• **Set task**
Copy the entries word for word, from the first line up to and including the line with "geo-chart-subtitle: En %".

• • •

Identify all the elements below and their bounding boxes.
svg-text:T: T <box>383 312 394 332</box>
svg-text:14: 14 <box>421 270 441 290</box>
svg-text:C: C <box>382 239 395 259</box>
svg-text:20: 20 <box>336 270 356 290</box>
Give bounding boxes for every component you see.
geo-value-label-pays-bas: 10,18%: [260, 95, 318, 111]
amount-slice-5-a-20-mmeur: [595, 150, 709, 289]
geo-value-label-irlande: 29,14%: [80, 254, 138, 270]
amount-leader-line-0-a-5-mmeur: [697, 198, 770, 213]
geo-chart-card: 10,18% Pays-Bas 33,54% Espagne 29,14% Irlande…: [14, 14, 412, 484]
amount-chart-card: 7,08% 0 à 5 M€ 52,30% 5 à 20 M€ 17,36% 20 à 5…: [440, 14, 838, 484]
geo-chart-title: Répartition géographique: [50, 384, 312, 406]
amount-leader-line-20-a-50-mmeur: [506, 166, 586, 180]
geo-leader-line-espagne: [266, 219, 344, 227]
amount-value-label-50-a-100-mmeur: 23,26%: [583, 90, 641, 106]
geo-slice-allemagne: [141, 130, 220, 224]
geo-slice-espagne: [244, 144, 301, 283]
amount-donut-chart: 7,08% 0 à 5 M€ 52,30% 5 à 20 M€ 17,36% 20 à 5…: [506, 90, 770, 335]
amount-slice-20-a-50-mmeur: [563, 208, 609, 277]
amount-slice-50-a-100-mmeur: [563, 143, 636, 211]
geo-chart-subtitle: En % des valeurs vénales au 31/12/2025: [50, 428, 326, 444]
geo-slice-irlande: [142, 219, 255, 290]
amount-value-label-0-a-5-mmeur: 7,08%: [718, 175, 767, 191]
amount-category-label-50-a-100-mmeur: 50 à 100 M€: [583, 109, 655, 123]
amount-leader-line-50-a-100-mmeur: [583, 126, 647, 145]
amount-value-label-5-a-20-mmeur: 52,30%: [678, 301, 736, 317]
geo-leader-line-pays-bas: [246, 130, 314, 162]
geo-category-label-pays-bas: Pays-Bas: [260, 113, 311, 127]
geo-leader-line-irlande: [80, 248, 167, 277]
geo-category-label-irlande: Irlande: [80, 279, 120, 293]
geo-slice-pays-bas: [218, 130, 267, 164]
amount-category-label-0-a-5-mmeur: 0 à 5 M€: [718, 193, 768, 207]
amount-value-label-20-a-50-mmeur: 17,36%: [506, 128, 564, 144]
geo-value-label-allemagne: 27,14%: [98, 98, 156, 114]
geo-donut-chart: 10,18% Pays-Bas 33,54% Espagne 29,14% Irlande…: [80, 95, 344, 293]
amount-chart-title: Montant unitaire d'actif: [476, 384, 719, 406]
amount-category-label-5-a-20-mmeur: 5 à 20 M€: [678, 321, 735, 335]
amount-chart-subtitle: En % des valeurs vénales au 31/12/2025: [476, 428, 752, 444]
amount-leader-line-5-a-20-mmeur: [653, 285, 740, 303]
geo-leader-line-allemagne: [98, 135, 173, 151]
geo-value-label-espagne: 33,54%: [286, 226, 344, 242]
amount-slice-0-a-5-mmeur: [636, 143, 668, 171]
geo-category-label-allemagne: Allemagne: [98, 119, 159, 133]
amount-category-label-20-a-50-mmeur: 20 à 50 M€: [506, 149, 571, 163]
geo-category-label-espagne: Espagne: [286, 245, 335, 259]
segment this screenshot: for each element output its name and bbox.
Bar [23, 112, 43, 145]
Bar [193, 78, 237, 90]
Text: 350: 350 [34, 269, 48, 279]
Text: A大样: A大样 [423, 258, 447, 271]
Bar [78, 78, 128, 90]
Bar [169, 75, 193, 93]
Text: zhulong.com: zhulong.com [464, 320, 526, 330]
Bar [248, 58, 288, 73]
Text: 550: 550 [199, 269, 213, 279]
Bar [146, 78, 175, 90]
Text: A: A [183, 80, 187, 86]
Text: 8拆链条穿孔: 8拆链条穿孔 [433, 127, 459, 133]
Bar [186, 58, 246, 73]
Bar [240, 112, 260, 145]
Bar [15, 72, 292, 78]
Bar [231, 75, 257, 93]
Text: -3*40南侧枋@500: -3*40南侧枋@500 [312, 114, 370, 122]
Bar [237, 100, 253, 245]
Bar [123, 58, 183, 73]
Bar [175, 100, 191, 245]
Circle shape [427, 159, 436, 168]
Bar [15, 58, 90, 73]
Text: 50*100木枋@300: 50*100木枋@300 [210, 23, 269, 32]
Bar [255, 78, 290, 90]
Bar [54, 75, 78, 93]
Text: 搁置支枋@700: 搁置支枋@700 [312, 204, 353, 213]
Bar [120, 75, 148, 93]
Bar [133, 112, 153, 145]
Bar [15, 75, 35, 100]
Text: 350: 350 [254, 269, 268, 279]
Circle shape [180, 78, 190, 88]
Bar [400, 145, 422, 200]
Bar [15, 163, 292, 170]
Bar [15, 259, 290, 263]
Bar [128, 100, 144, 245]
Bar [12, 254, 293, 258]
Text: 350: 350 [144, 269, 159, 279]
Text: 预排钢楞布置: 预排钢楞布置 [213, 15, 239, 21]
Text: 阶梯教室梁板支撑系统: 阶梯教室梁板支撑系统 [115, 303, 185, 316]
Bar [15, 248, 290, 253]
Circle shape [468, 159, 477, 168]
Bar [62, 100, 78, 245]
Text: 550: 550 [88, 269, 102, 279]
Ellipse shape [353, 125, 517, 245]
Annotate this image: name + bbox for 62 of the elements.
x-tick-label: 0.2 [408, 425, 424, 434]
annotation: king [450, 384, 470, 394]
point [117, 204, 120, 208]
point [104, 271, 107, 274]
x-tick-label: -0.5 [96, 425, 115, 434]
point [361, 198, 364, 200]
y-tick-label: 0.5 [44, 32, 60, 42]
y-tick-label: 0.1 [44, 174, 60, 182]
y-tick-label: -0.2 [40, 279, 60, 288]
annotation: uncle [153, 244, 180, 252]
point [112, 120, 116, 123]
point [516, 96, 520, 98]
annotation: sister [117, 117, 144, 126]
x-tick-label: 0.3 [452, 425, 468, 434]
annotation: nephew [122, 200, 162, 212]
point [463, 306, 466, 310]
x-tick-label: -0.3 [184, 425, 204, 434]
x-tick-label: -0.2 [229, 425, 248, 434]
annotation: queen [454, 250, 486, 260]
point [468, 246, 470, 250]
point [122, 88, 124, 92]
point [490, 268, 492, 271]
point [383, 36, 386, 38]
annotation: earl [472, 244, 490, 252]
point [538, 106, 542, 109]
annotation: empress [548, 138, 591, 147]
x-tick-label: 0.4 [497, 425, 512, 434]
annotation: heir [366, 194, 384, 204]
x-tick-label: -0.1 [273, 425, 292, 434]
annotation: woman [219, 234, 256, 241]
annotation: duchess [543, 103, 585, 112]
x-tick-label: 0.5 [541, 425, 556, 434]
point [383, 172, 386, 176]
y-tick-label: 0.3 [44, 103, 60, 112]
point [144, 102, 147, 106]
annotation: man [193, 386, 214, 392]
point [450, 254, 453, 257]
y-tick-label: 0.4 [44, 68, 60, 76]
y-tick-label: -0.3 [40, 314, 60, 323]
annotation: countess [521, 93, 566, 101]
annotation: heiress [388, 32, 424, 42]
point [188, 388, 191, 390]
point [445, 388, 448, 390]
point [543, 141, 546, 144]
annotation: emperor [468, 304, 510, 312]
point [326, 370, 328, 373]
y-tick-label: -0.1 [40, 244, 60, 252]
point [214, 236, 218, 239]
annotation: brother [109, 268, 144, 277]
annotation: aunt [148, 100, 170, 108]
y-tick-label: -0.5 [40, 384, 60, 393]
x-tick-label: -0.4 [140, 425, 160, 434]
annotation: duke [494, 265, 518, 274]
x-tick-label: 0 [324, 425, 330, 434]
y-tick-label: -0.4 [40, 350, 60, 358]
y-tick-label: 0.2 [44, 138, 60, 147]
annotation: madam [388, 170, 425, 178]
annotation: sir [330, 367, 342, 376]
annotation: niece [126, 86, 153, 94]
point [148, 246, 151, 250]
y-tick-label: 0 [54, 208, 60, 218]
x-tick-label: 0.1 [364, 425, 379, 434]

• • •

• **Solution to this problem**
Identify all the elements below and their bounding boxes.
svg-text:T: T <box>383 312 394 332</box>
svg-text:14: 14 <box>421 270 441 290</box>
svg-text:C: C <box>382 239 395 259</box>
svg-text:20: 20 <box>336 270 356 290</box>
Give bounding boxes for every component you see.
geo-value-label-pays-bas: 10,18%: [260, 95, 318, 111]
amount-slice-5-a-20-mmeur: [595, 150, 709, 289]
geo-value-label-irlande: 29,14%: [80, 254, 138, 270]
amount-leader-line-0-a-5-mmeur: [697, 198, 770, 213]
geo-chart-card: 10,18% Pays-Bas 33,54% Espagne 29,14% Irlande…: [14, 14, 412, 484]
amount-chart-card: 7,08% 0 à 5 M€ 52,30% 5 à 20 M€ 17,36% 20 à 5…: [440, 14, 838, 484]
geo-chart-title: Répartition géographique: [50, 384, 312, 406]
amount-leader-line-20-a-50-mmeur: [506, 166, 586, 180]
geo-leader-line-espagne: [266, 219, 344, 227]
amount-value-label-50-a-100-mmeur: 23,26%: [583, 90, 641, 106]
geo-slice-allemagne: [141, 130, 220, 224]
geo-slice-espagne: [244, 144, 301, 283]
amount-donut-chart: 7,08% 0 à 5 M€ 52,30% 5 à 20 M€ 17,36% 20 à 5…: [506, 90, 770, 335]
amount-slice-20-a-50-mmeur: [563, 208, 609, 277]
amount-slice-50-a-100-mmeur: [563, 143, 636, 211]
geo-chart-subtitle: En % des valeurs vénales au 31/12/2025: [50, 428, 326, 444]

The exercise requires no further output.